──────── DATA PROVIDED

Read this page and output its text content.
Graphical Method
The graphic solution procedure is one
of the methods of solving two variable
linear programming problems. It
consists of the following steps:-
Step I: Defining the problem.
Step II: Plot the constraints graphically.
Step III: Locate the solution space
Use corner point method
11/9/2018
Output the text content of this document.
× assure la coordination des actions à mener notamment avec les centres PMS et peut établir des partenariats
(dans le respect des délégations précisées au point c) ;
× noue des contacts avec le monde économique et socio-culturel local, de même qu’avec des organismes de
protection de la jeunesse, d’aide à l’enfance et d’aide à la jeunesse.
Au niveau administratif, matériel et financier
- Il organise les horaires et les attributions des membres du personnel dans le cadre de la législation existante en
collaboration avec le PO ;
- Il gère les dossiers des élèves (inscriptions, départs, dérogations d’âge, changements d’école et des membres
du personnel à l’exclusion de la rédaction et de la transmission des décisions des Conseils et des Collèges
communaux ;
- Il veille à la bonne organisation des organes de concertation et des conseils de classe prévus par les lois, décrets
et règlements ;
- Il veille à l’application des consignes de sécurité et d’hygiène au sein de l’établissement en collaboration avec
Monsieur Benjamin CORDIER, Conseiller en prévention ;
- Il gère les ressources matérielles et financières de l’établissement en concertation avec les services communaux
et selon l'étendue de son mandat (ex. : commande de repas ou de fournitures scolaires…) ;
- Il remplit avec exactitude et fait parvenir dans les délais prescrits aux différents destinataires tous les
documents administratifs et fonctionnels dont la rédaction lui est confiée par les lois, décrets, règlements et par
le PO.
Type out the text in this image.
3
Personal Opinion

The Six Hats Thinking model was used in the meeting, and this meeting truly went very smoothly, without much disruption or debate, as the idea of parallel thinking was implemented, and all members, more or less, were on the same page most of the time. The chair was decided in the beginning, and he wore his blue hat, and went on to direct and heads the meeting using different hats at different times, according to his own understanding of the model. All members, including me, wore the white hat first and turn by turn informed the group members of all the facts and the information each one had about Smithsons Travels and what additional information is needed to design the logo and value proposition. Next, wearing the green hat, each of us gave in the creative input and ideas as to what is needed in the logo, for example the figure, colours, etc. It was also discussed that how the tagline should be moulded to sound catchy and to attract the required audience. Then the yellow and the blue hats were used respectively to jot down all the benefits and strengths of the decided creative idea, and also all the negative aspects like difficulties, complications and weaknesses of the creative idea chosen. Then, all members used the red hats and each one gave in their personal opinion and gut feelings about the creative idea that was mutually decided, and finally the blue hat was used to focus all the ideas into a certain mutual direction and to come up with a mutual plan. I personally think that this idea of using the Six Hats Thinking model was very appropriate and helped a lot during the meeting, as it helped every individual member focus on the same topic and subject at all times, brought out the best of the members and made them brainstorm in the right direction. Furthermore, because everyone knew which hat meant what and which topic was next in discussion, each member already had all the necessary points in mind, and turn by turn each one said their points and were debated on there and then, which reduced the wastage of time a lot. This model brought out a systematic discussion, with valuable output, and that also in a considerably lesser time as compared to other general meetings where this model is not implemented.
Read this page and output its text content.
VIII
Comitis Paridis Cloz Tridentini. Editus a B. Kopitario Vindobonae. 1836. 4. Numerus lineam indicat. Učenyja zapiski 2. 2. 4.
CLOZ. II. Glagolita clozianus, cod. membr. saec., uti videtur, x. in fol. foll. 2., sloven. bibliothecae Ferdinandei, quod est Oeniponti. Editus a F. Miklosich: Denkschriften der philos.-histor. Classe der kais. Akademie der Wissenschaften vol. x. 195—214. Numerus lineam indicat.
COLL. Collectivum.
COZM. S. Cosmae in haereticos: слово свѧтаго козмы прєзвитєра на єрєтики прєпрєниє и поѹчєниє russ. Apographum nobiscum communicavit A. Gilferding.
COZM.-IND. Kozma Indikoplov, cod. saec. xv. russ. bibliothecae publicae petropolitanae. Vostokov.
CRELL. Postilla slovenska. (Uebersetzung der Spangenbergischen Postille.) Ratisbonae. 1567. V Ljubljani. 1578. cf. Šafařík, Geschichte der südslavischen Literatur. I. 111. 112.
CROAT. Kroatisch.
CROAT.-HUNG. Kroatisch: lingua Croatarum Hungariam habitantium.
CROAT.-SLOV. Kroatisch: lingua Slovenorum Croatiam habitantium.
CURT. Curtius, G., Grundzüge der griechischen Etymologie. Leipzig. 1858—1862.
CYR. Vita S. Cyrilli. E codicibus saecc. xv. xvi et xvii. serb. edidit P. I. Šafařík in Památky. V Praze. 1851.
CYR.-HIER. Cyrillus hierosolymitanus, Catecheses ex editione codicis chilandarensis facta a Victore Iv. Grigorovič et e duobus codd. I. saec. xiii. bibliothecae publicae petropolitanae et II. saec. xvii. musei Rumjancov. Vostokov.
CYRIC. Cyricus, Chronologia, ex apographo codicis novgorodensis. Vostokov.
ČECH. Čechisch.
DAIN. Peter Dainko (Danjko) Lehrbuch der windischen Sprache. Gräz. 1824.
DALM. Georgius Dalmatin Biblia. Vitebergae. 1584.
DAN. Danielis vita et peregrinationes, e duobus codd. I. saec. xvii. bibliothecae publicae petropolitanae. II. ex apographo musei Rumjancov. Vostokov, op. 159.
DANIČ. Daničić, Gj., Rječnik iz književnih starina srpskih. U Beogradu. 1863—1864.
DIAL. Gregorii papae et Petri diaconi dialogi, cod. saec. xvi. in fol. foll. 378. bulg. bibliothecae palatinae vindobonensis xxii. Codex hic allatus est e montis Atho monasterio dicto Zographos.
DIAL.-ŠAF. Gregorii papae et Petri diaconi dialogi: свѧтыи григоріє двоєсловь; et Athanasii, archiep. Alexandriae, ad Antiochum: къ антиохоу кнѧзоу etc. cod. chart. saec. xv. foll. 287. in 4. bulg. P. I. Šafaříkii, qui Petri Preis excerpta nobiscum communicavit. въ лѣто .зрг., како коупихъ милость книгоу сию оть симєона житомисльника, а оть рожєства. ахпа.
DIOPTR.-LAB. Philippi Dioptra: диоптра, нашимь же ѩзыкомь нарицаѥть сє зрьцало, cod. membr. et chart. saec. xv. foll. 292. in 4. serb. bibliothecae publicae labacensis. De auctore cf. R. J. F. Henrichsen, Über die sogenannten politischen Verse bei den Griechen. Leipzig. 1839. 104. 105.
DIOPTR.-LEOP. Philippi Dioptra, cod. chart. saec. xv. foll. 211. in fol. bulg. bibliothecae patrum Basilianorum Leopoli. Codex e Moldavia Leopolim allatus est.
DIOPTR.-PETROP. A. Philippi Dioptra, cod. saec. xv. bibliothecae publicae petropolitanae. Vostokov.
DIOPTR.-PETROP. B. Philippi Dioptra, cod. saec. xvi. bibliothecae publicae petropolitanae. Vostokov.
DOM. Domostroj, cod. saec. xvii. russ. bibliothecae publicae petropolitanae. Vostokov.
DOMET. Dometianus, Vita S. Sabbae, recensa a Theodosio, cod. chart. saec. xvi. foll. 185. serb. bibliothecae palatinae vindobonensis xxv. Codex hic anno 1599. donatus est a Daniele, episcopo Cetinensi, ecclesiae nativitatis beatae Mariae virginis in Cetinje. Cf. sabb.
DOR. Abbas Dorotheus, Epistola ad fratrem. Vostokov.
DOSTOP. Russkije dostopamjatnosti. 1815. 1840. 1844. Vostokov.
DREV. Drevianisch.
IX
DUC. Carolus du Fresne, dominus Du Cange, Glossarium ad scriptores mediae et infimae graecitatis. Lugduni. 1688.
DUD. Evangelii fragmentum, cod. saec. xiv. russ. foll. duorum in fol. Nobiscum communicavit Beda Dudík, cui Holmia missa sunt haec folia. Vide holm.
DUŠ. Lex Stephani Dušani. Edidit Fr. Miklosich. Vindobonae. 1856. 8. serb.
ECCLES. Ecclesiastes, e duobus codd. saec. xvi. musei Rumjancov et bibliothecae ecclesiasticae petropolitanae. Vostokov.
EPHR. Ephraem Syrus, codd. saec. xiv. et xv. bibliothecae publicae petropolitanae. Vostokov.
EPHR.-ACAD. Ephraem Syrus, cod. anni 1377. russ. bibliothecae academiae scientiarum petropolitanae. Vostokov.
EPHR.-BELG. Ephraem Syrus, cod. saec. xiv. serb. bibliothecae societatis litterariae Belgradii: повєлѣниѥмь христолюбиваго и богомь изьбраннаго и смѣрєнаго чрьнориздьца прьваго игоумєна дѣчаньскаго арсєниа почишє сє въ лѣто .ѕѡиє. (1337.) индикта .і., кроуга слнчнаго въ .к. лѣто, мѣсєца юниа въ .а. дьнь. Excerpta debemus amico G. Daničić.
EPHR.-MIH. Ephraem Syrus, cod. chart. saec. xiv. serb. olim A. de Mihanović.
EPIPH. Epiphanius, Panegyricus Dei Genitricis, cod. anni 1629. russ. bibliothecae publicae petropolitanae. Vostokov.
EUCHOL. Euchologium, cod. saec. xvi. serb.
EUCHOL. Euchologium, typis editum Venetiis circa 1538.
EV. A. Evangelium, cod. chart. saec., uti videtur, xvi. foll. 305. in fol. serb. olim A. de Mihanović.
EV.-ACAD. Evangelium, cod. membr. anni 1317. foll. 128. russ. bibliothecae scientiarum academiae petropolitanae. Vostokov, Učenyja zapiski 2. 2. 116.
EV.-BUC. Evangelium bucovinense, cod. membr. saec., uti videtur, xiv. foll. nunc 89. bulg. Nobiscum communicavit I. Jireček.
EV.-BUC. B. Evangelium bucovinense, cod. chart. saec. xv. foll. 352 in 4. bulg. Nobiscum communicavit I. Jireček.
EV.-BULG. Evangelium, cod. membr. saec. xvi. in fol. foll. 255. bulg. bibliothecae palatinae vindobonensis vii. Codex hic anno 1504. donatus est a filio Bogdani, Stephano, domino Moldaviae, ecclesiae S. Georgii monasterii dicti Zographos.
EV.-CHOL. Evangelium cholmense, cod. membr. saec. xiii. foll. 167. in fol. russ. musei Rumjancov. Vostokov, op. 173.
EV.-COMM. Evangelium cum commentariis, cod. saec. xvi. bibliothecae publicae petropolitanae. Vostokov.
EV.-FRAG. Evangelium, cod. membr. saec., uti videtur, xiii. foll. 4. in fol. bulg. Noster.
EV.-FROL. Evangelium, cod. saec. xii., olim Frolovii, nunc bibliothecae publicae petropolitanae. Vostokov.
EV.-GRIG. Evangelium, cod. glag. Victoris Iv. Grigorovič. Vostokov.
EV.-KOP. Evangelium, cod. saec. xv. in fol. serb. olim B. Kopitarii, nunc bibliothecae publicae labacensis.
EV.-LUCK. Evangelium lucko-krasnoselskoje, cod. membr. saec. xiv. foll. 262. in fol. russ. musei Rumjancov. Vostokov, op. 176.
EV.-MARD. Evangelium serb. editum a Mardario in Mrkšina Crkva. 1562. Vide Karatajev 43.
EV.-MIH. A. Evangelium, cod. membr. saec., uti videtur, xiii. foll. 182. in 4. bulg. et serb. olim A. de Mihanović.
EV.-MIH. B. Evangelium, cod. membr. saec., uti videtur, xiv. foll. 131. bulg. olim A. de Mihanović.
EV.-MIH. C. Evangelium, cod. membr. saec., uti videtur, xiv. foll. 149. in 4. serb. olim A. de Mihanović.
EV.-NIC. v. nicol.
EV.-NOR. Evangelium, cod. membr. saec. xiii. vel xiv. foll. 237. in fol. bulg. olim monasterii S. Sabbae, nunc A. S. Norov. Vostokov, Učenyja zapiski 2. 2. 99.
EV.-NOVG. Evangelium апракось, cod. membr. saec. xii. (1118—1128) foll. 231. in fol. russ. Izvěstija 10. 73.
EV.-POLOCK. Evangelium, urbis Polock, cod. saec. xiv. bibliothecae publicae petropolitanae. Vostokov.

────────────────

*THE TASK:* Look through the material and copy each line that has "Vindobonae".

*SOLUTION TO THE PROBLEM:*
Comitis Paridis Cloz Tridentini. Editus a B. Kopitario Vindobonae. 1836. 4. Numerus lineam indicat. Učenyja zapiski 2. 2. 4.
DUŠ. Lex Stephani Dušani. Edidit Fr. Miklosich. Vindobonae. 1856. 8. serb.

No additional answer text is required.